- SHORT EXERCISE -
The complete listing should be restated exactly.

[Dataset entries]
* BEGIN *
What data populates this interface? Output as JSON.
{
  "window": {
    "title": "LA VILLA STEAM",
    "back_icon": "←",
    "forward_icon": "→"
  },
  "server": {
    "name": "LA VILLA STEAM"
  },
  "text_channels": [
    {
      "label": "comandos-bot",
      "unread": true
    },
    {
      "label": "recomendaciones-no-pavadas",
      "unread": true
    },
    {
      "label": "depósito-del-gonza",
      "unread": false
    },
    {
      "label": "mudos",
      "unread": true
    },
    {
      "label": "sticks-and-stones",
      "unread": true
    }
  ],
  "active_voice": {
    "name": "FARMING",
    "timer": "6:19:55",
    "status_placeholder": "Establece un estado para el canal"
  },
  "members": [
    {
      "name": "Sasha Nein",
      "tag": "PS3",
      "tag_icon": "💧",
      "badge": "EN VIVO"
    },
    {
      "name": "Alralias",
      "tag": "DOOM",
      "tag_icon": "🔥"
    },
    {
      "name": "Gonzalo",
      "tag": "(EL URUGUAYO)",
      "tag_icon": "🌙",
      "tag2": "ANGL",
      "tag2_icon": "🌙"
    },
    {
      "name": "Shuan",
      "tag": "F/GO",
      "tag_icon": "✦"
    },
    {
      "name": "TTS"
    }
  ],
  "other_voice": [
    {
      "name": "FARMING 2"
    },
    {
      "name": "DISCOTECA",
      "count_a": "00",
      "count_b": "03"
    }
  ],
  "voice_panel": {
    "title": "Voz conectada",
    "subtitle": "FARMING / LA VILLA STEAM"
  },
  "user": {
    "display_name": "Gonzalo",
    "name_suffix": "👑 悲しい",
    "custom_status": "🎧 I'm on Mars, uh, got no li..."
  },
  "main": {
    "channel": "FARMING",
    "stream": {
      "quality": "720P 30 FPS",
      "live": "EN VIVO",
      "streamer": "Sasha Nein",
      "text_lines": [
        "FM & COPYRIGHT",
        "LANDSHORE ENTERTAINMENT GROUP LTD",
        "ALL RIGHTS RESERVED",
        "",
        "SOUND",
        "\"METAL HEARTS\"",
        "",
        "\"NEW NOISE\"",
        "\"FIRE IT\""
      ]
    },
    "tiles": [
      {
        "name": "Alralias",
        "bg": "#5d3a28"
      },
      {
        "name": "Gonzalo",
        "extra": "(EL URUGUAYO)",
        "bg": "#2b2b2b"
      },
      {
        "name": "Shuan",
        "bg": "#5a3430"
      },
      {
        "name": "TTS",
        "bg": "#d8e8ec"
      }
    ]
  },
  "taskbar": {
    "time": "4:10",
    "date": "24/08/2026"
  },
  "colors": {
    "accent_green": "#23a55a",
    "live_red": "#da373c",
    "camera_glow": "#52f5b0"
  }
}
* END *
- FINAL RESULT -
What data populates this interface? Output as JSON.
{
  "window": {
    "title": "LA VILLA STEAM",
    "back_icon": "←",
    "forward_icon": "→"
  },
  "server": {
    "name": "LA VILLA STEAM"
  },
  "text_channels": [
    {
      "label": "comandos-bot",
      "unread": true
    },
    {
      "label": "recomendaciones-no-pavadas",
      "unread": true
    },
    {
      "label": "depósito-del-gonza",
      "unread": false
    },
    {
      "label": "mudos",
      "unread": true
    },
    {
      "label": "sticks-and-stones",
      "unread": true
    }
  ],
  "active_voice": {
    "name": "FARMING",
    "timer": "6:19:55",
    "status_placeholder": "Establece un estado para el canal"
  },
  "members": [
    {
      "name": "Sasha Nein",
      "tag": "PS3",
      "tag_icon": "💧",
      "badge": "EN VIVO"
    },
    {
      "name": "Alralias",
      "tag": "DOOM",
      "tag_icon": "🔥"
    },
    {
      "name": "Gonzalo",
      "tag": "(EL URUGUAYO)",
      "tag_icon": "🌙",
      "tag2": "ANGL",
      "tag2_icon": "🌙"
    },
    {
      "name": "Shuan",
      "tag": "F/GO",
      "tag_icon": "✦"
    },
    {
      "name": "TTS"
    }
  ],
  "other_voice": [
    {
      "name": "FARMING 2"
    },
    {
      "name": "DISCOTECA",
      "count_a": "00",
      "count_b": "03"
    }
  ],
  "voice_panel": {
    "title": "Voz conectada",
    "subtitle": "FARMING / LA VILLA STEAM"
  },
  "user": {
    "display_name": "Gonzalo",
    "name_suffix": "👑 悲しい",
    "custom_status": "🎧 I'm on Mars, uh, got no li..."
  },
  "main": {
    "channel": "FARMING",
    "stream": {
      "quality": "720P 30 FPS",
      "live": "EN VIVO",
      "streamer": "Sasha Nein",
      "text_lines": [
        "FM & COPYRIGHT",
        "LANDSHORE ENTERTAINMENT GROUP LTD",
        "ALL RIGHTS RESERVED",
        "",
        "SOUND",
        "\"METAL HEARTS\"",
        "",
        "\"NEW NOISE\"",
        "\"FIRE IT\""
      ]
    },
    "tiles": [
      {
        "name": "Alralias",
        "bg": "#5d3a28"
      },
      {
        "name": "Gonzalo",
        "extra": "(EL URUGUAYO)",
        "bg": "#2b2b2b"
      },
      {
        "name": "Shuan",
        "bg": "#5a3430"
      },
      {
        "name": "TTS",
        "bg": "#d8e8ec"
      }
    ]
  },
  "taskbar": {
    "time": "4:10",
    "date": "24/08/2026"
  },
  "colors": {
    "accent_green": "#23a55a",
    "live_red": "#da373c",
    "camera_glow": "#52f5b0"
  }
}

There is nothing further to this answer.